GOAL -
Copy the data below word for word, starting at the line with "button[interactable]: Z (138, 1521, 214, 1616)" and going up to and including the line with "button[interactable]: P (803, 1274, 879, 1369)".

Dataset items -
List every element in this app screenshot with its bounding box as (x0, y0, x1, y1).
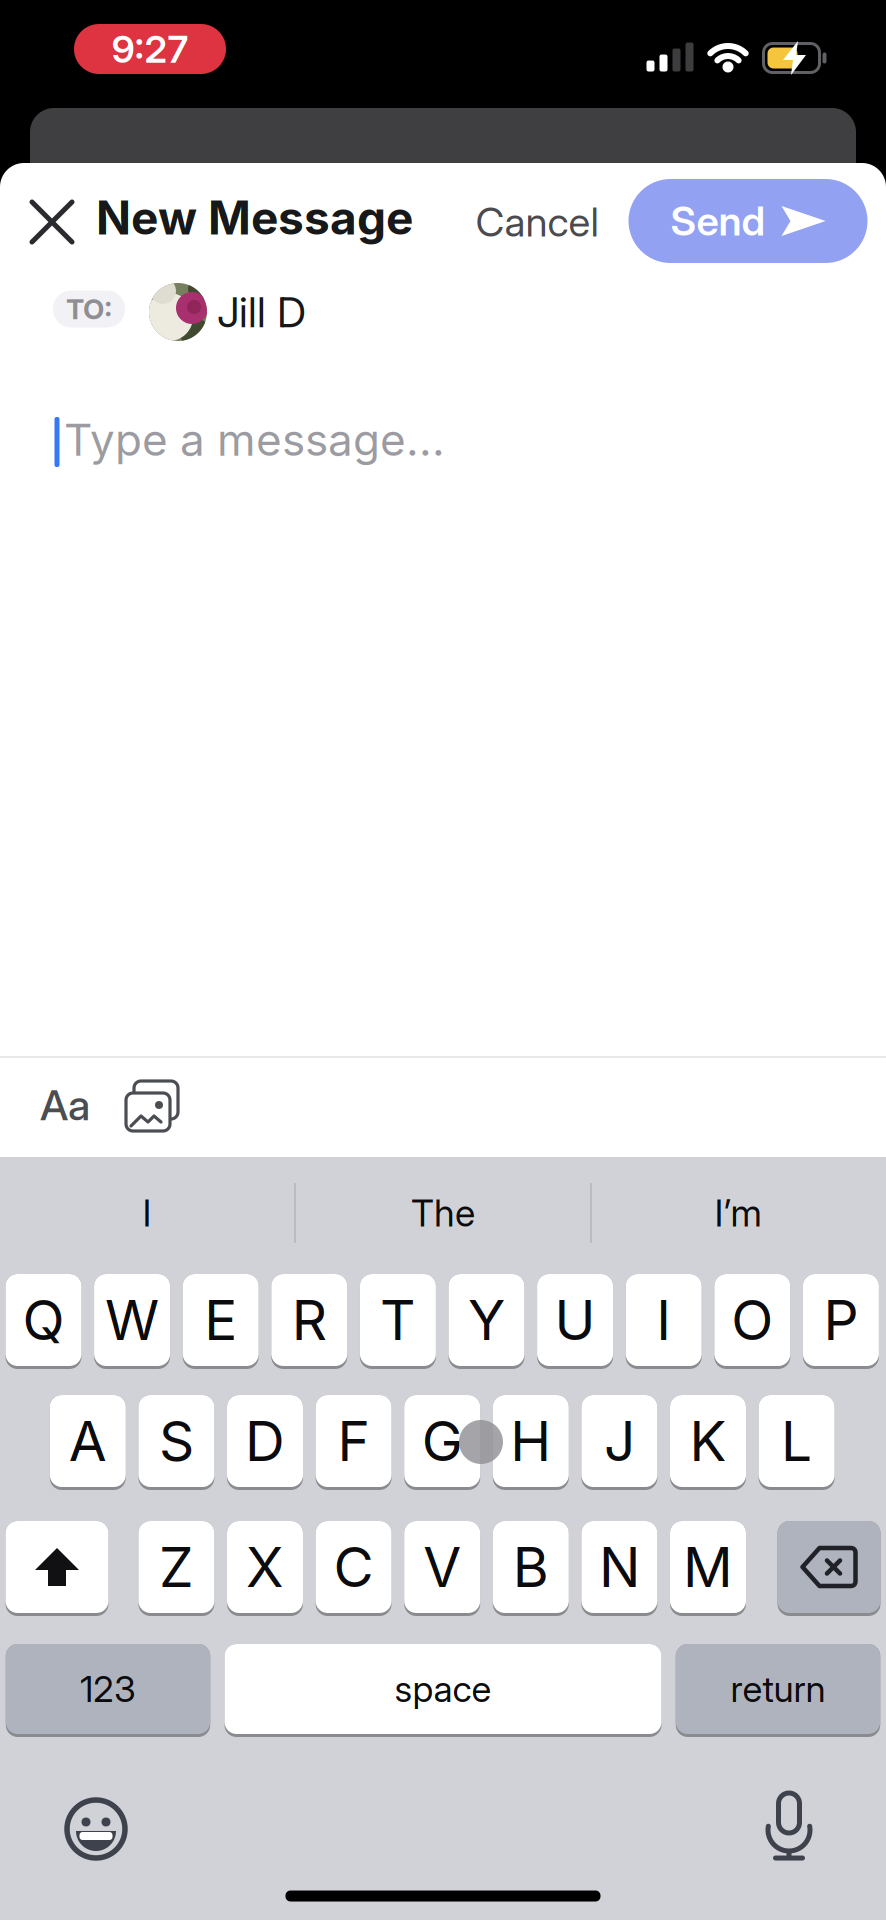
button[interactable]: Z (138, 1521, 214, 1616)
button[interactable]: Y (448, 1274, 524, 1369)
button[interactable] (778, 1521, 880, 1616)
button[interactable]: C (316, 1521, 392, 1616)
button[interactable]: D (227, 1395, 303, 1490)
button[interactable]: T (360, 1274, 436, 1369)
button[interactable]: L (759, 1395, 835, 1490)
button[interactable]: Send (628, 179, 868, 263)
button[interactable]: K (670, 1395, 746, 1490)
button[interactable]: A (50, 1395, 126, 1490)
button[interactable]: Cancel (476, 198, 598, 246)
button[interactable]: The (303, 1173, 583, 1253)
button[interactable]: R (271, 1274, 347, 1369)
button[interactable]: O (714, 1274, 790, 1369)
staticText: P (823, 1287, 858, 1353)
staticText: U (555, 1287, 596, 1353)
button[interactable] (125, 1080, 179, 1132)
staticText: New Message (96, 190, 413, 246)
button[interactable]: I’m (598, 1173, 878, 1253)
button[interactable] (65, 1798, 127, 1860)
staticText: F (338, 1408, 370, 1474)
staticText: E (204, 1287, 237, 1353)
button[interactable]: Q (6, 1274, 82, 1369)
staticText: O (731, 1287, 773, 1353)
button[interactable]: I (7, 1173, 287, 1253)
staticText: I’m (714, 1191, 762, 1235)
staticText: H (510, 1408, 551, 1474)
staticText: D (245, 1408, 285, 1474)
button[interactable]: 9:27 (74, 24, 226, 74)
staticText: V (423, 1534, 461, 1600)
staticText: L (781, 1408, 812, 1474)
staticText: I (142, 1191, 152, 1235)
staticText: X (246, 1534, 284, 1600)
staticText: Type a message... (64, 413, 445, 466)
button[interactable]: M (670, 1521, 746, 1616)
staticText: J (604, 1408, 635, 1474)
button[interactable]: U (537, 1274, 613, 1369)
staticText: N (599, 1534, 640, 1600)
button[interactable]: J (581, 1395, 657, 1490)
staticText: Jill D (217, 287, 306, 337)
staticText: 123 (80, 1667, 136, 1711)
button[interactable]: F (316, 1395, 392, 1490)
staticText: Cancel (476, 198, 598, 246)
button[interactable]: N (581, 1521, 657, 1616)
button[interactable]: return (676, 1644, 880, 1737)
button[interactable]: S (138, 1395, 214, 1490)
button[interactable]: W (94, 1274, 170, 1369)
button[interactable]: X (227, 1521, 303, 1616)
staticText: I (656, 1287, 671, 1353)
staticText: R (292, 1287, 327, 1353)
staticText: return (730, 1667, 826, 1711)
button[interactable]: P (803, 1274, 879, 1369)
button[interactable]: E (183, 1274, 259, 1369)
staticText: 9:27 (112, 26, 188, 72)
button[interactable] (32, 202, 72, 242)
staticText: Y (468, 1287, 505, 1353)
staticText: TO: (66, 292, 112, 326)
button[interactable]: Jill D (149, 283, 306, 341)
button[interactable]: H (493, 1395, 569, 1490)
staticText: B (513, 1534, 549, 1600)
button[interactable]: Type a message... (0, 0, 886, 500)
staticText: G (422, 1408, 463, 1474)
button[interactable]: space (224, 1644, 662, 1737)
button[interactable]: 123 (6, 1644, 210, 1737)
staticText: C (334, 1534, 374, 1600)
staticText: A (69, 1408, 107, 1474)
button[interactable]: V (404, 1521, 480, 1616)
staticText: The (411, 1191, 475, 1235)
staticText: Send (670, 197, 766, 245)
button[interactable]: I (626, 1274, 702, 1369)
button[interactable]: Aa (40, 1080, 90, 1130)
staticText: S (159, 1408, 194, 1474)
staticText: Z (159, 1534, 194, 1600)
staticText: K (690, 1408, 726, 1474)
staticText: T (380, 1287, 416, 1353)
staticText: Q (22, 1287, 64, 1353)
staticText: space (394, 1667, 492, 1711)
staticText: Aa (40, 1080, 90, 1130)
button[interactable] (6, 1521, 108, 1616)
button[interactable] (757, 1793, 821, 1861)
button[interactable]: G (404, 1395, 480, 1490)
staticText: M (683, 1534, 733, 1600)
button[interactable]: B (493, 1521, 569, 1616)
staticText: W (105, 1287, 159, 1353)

SOLUTION TO THIS TASK -
button[interactable]: Z (138, 1521, 214, 1616)
button[interactable]: Y (448, 1274, 524, 1369)
button[interactable] (778, 1521, 880, 1616)
button[interactable]: C (316, 1521, 392, 1616)
button[interactable]: D (227, 1395, 303, 1490)
button[interactable]: T (360, 1274, 436, 1369)
button[interactable]: L (759, 1395, 835, 1490)
button[interactable]: Send (628, 179, 868, 263)
button[interactable]: K (670, 1395, 746, 1490)
button[interactable]: A (50, 1395, 126, 1490)
button[interactable]: Cancel (476, 198, 598, 246)
button[interactable]: The (303, 1173, 583, 1253)
button[interactable]: R (271, 1274, 347, 1369)
button[interactable]: O (714, 1274, 790, 1369)
staticText: P (823, 1287, 858, 1353)
staticText: U (555, 1287, 596, 1353)
button[interactable] (125, 1080, 179, 1132)
staticText: New Message (96, 190, 413, 246)
button[interactable]: I’m (598, 1173, 878, 1253)
button[interactable] (65, 1798, 127, 1860)
staticText: F (338, 1408, 370, 1474)
staticText: E (204, 1287, 237, 1353)
button[interactable]: Q (6, 1274, 82, 1369)
staticText: O (731, 1287, 773, 1353)
button[interactable]: I (7, 1173, 287, 1253)
staticText: I’m (714, 1191, 762, 1235)
staticText: H (510, 1408, 551, 1474)
staticText: D (245, 1408, 285, 1474)
button[interactable]: 9:27 (74, 24, 226, 74)
staticText: V (423, 1534, 461, 1600)
staticText: L (781, 1408, 812, 1474)
staticText: I (142, 1191, 152, 1235)
staticText: X (246, 1534, 284, 1600)
staticText: Type a message... (64, 413, 445, 466)
button[interactable]: M (670, 1521, 746, 1616)
staticText: J (604, 1408, 635, 1474)
button[interactable]: U (537, 1274, 613, 1369)
staticText: N (599, 1534, 640, 1600)
button[interactable]: J (581, 1395, 657, 1490)
staticText: Jill D (217, 287, 306, 337)
staticText: 123 (80, 1667, 136, 1711)
button[interactable]: F (316, 1395, 392, 1490)
staticText: Cancel (476, 198, 598, 246)
button[interactable]: N (581, 1521, 657, 1616)
button[interactable]: return (676, 1644, 880, 1737)
button[interactable]: S (138, 1395, 214, 1490)
button[interactable]: W (94, 1274, 170, 1369)
button[interactable]: X (227, 1521, 303, 1616)
staticText: I (656, 1287, 671, 1353)
staticText: R (292, 1287, 327, 1353)
staticText: return (730, 1667, 826, 1711)
button[interactable]: P (803, 1274, 879, 1369)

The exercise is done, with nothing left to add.